What you will do.
Give only the number of lines below that contain the word "chevron".

Supplied data.
======

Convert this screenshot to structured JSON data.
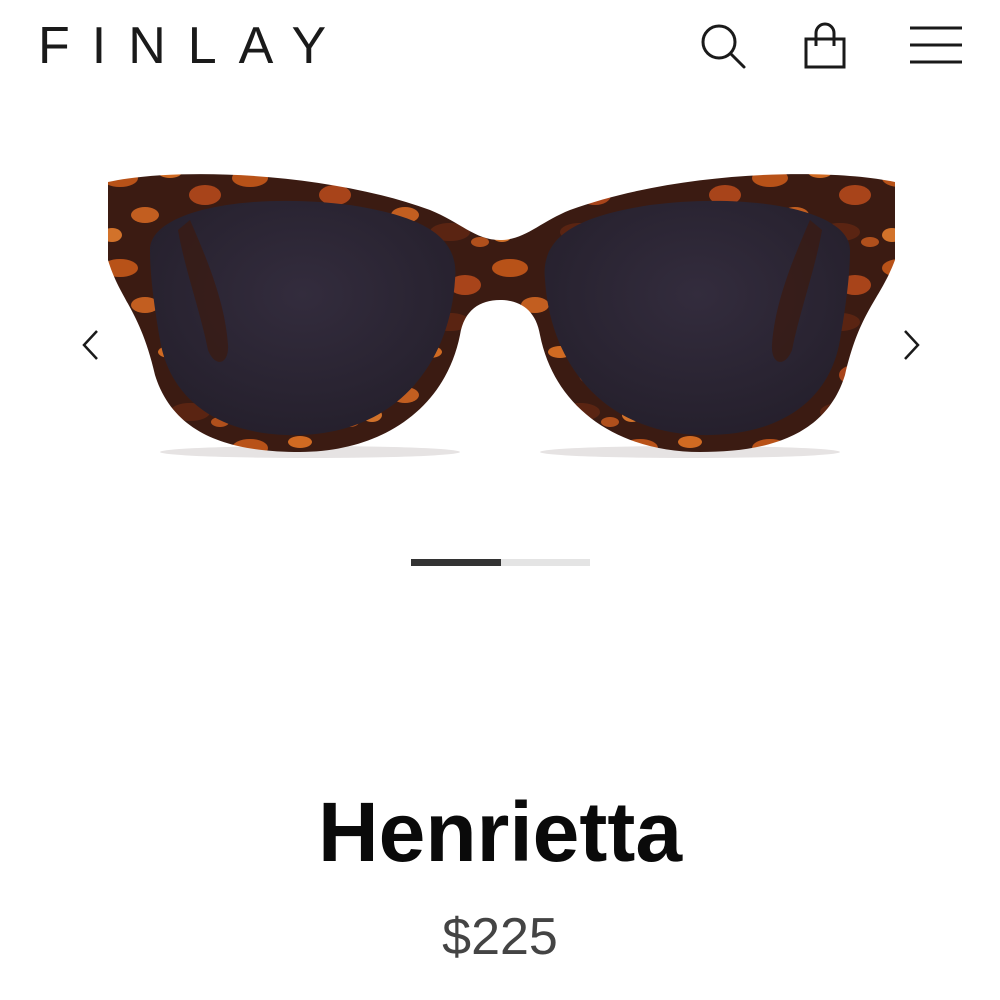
{
  "header": {
    "logo": "FINLAY",
    "icons": {
      "search": "search-icon",
      "bag": "shopping-bag-icon",
      "menu": "hamburger-menu-icon"
    }
  },
  "carousel": {
    "prev_icon": "chevron-left-icon",
    "next_icon": "chevron-right-icon",
    "image": "tortoiseshell cat-eye sunglasses",
    "progress": 0.5
  },
  "product": {
    "name": "Henrietta",
    "price": "$225"
  },
  "colors": {
    "text": "#0a0a0a",
    "price": "#444444",
    "progress_fill": "#333333",
    "progress_track": "#e4e4e4",
    "tortoise_dark": "#3a1a12",
    "tortoise_amber": "#c0591b",
    "lens": "#2e2838"
  }
}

======

Task output.
2